Each entry below should be returned exactly as is, with the pictures removed.

══════

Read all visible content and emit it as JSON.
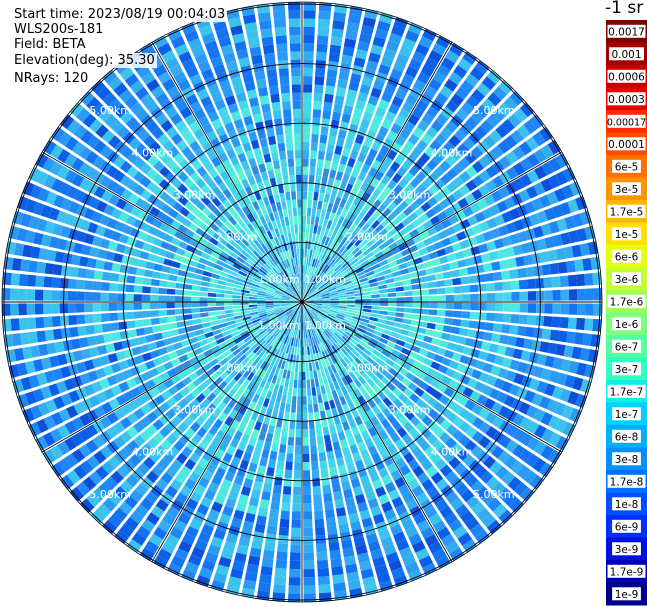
{
  "header": {
    "start_time": "Start time: 2023/08/19 00:04:03",
    "device": "WLS200s-181",
    "field": "Field: BETA",
    "elevation": "Elevation(deg): 35.30",
    "nrays": "NRays: 120"
  },
  "ppi": {
    "ring_labels": [
      "1.00km",
      "2.00km",
      "3.00km",
      "4.00km",
      "5.00km"
    ],
    "ray_count": 120
  },
  "colorbar": {
    "unit": "-1 sr",
    "ticks": [
      {
        "label": "0.0017",
        "color": "#7f0000"
      },
      {
        "label": "0.001",
        "color": "#a30000"
      },
      {
        "label": "0.0006",
        "color": "#c80000"
      },
      {
        "label": "0.0003",
        "color": "#ea0000"
      },
      {
        "label": "0.00017",
        "color": "#ff2a00"
      },
      {
        "label": "0.0001",
        "color": "#ff4d00"
      },
      {
        "label": "6e-5",
        "color": "#ff7100"
      },
      {
        "label": "3e-5",
        "color": "#ff9400"
      },
      {
        "label": "1.7e-5",
        "color": "#ffb800"
      },
      {
        "label": "1e-5",
        "color": "#ffe000"
      },
      {
        "label": "6e-6",
        "color": "#e6ff10"
      },
      {
        "label": "3e-6",
        "color": "#c3ff33"
      },
      {
        "label": "1.7e-6",
        "color": "#9fff57"
      },
      {
        "label": "1e-6",
        "color": "#7cff7a"
      },
      {
        "label": "6e-7",
        "color": "#57ff9f"
      },
      {
        "label": "3e-7",
        "color": "#33ffc3"
      },
      {
        "label": "1.7e-7",
        "color": "#10f0e6"
      },
      {
        "label": "1e-7",
        "color": "#00d0ff"
      },
      {
        "label": "6e-8",
        "color": "#00b0ff"
      },
      {
        "label": "3e-8",
        "color": "#0090ff"
      },
      {
        "label": "1.7e-8",
        "color": "#0070ff"
      },
      {
        "label": "1e-8",
        "color": "#0050ff"
      },
      {
        "label": "6e-9",
        "color": "#0030ff"
      },
      {
        "label": "3e-9",
        "color": "#0010e0"
      },
      {
        "label": "1.7e-9",
        "color": "#0000b8"
      },
      {
        "label": "1e-9",
        "color": "#00008f"
      }
    ]
  }
}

══════

Written reply -
Read all visible content and emit it as JSON.
{
  "header": {
    "start_time": "Start time: 2023/08/19 00:04:03",
    "device": "WLS200s-181",
    "field": "Field: BETA",
    "elevation": "Elevation(deg): 35.30",
    "nrays": "NRays: 120"
  },
  "ppi": {
    "ring_labels": [
      "1.00km",
      "2.00km",
      "3.00km",
      "4.00km",
      "5.00km"
    ],
    "ray_count": 120
  },
  "colorbar": {
    "unit": "-1 sr",
    "ticks": [
      {
        "label": "0.0017",
        "color": "#7f0000"
      },
      {
        "label": "0.001",
        "color": "#a30000"
      },
      {
        "label": "0.0006",
        "color": "#c80000"
      },
      {
        "label": "0.0003",
        "color": "#ea0000"
      },
      {
        "label": "0.00017",
        "color": "#ff2a00"
      },
      {
        "label": "0.0001",
        "color": "#ff4d00"
      },
      {
        "label": "6e-5",
        "color": "#ff7100"
      },
      {
        "label": "3e-5",
        "color": "#ff9400"
      },
      {
        "label": "1.7e-5",
        "color": "#ffb800"
      },
      {
        "label": "1e-5",
        "color": "#ffe000"
      },
      {
        "label": "6e-6",
        "color": "#e6ff10"
      },
      {
        "label": "3e-6",
        "color": "#c3ff33"
      },
      {
        "label": "1.7e-6",
        "color": "#9fff57"
      },
      {
        "label": "1e-6",
        "color": "#7cff7a"
      },
      {
        "label": "6e-7",
        "color": "#57ff9f"
      },
      {
        "label": "3e-7",
        "color": "#33ffc3"
      },
      {
        "label": "1.7e-7",
        "color": "#10f0e6"
      },
      {
        "label": "1e-7",
        "color": "#00d0ff"
      },
      {
        "label": "6e-8",
        "color": "#00b0ff"
      },
      {
        "label": "3e-8",
        "color": "#0090ff"
      },
      {
        "label": "1.7e-8",
        "color": "#0070ff"
      },
      {
        "label": "1e-8",
        "color": "#0050ff"
      },
      {
        "label": "6e-9",
        "color": "#0030ff"
      },
      {
        "label": "3e-9",
        "color": "#0010e0"
      },
      {
        "label": "1.7e-9",
        "color": "#0000b8"
      },
      {
        "label": "1e-9",
        "color": "#00008f"
      }
    ]
  }
}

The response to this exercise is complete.